══ Supplied data ══
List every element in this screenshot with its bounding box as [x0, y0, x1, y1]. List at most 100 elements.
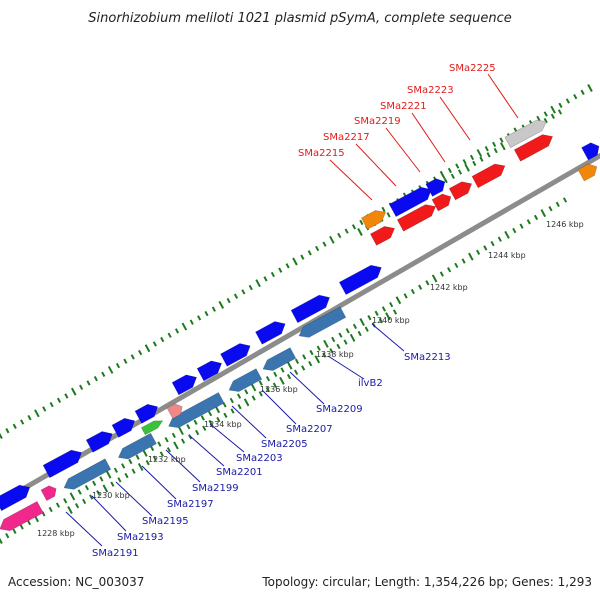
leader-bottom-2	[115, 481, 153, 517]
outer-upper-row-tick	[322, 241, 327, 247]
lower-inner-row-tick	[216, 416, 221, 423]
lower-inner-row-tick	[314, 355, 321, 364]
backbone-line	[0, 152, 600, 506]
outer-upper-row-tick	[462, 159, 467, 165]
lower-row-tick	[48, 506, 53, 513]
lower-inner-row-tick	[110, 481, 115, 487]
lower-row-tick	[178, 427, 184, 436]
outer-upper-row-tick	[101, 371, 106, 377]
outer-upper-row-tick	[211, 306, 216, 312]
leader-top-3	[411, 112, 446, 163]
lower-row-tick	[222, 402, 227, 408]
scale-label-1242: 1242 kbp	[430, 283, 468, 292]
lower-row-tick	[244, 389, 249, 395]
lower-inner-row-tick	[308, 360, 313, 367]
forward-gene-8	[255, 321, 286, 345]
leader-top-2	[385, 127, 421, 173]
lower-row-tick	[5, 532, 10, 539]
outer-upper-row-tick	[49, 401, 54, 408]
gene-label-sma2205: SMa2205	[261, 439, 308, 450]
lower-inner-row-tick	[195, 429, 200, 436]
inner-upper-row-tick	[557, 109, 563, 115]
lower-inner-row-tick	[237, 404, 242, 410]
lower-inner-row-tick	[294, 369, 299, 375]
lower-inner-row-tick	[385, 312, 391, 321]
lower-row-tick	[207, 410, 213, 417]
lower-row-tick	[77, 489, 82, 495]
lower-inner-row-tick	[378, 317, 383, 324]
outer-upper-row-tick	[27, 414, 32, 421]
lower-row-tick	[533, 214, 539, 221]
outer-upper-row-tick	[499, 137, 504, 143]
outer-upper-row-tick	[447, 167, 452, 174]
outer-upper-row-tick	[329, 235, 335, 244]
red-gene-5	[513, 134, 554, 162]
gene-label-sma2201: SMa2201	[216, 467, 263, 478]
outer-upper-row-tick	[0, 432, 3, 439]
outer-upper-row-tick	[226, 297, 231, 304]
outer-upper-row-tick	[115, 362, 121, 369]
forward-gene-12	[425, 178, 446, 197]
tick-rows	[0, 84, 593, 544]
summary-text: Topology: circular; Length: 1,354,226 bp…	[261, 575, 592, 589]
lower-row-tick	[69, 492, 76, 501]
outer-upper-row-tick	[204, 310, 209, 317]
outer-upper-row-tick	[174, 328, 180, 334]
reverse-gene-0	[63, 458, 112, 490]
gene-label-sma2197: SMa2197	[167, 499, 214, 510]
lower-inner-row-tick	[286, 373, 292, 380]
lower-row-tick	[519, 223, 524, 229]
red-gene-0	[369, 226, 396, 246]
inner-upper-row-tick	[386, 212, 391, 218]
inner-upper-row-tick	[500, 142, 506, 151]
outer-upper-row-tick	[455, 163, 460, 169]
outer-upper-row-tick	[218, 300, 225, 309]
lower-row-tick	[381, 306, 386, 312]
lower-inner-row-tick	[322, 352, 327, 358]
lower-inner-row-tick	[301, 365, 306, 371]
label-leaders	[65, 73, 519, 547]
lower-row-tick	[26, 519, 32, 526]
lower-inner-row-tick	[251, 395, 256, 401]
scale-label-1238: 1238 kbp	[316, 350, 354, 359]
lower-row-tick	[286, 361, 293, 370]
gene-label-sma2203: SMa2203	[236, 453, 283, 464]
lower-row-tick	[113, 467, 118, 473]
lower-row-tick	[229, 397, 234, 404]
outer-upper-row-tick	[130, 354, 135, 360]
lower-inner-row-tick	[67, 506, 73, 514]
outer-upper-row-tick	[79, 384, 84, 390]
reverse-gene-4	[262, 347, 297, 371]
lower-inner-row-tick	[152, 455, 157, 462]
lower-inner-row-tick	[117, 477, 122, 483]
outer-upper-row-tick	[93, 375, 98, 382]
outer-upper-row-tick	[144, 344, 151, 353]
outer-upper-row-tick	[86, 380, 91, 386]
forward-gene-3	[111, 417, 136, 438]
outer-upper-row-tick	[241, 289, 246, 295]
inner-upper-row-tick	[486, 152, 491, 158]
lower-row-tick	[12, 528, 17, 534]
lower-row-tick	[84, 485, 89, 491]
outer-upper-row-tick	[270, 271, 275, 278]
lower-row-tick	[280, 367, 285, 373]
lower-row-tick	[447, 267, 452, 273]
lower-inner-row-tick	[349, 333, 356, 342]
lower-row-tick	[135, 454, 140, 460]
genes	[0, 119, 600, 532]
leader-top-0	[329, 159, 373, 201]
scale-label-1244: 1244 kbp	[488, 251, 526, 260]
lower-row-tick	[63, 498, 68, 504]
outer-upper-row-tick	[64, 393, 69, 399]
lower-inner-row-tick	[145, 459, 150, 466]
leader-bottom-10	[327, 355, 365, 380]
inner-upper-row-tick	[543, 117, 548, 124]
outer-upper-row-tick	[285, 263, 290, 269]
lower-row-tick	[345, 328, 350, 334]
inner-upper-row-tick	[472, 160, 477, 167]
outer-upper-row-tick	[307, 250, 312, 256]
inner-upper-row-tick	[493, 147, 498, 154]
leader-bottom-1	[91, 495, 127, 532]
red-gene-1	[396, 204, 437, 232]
═══
[Task description]:
Which lines of the records above hold the word "forward"? Copy each one out.

[Response area]:
forward-gene-8	[255, 321, 286, 345]
forward-gene-12	[425, 178, 446, 197]
forward-gene-3	[111, 417, 136, 438]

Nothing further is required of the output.